>> BEGIN

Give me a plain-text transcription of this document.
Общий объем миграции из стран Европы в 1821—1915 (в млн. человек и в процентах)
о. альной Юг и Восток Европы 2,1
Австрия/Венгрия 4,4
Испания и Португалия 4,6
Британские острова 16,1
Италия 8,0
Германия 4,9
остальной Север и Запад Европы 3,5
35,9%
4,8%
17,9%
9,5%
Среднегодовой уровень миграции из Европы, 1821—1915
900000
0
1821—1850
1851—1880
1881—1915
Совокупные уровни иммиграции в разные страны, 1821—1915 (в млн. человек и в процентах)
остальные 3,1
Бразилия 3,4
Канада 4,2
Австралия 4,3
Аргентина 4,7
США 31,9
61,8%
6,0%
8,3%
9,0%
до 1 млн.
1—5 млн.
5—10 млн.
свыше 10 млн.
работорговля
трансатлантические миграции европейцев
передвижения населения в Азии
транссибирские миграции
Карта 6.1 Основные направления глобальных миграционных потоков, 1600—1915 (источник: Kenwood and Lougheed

>> END

### Written problem
Write the listing out again, exactly as it reads.

### Response to this task
Give me a plain-text transcription of this document.
Общий объем миграции из стран Европы в 1821—1915 (в млн. человек и в процентах)
о. альной Юг и Восток Европы 2,1
Австрия/Венгрия 4,4
Испания и Португалия 4,6
Британские острова 16,1
Италия 8,0
Германия 4,9
остальной Север и Запад Европы 3,5
35,9%
4,8%
17,9%
9,5%
Среднегодовой уровень миграции из Европы, 1821—1915
900000
0
1821—1850
1851—1880
1881—1915
Совокупные уровни иммиграции в разные страны, 1821—1915 (в млн. человек и в процентах)
остальные 3,1
Бразилия 3,4
Канада 4,2
Австралия 4,3
Аргентина 4,7
США 31,9
61,8%
6,0%
8,3%
9,0%
до 1 млн.
1—5 млн.
5—10 млн.
свыше 10 млн.
работорговля
трансатлантические миграции европейцев
передвижения населения в Азии
транссибирские миграции
Карта 6.1 Основные направления глобальных миграционных потоков, 1600—1915 (источник: Kenwood and Lougheed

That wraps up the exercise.